■ Set exercise ■
Lift every line from the entries that includes the word "orgán".

■ Collection entries ■
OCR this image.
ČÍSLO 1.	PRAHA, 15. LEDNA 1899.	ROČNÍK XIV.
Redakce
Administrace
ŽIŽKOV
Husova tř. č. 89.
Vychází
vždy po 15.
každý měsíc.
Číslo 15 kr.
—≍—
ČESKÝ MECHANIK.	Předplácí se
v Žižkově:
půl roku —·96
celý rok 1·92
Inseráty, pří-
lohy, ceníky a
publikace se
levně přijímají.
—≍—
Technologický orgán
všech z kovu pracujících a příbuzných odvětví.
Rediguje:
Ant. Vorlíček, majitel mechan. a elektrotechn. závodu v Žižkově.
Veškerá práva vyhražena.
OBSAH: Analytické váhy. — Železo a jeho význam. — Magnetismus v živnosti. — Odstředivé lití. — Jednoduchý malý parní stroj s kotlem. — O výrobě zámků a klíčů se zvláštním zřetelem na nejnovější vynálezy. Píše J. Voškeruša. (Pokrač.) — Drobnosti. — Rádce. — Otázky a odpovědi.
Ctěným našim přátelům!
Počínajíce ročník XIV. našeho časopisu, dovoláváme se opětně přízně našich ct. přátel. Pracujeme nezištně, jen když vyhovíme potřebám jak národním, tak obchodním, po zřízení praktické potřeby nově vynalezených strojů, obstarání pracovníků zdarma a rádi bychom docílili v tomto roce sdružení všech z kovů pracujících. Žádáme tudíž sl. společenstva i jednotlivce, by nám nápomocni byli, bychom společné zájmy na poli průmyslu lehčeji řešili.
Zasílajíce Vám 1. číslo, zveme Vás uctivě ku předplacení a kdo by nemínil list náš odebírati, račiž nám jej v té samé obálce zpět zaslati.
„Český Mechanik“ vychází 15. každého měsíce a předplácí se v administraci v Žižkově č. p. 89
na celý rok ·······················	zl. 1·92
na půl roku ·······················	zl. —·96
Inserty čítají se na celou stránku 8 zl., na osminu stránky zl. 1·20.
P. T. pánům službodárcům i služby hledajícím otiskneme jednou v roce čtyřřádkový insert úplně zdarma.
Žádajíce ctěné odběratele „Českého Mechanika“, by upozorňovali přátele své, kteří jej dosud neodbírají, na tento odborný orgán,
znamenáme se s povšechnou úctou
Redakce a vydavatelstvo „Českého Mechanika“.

■ Exercise response ■
Technologický orgán
Žádajíce ctěné odběratele „Českého Mechanika“, by upozorňovali přátele své, kteří jej dosud neodbírají, na tento odborný orgán,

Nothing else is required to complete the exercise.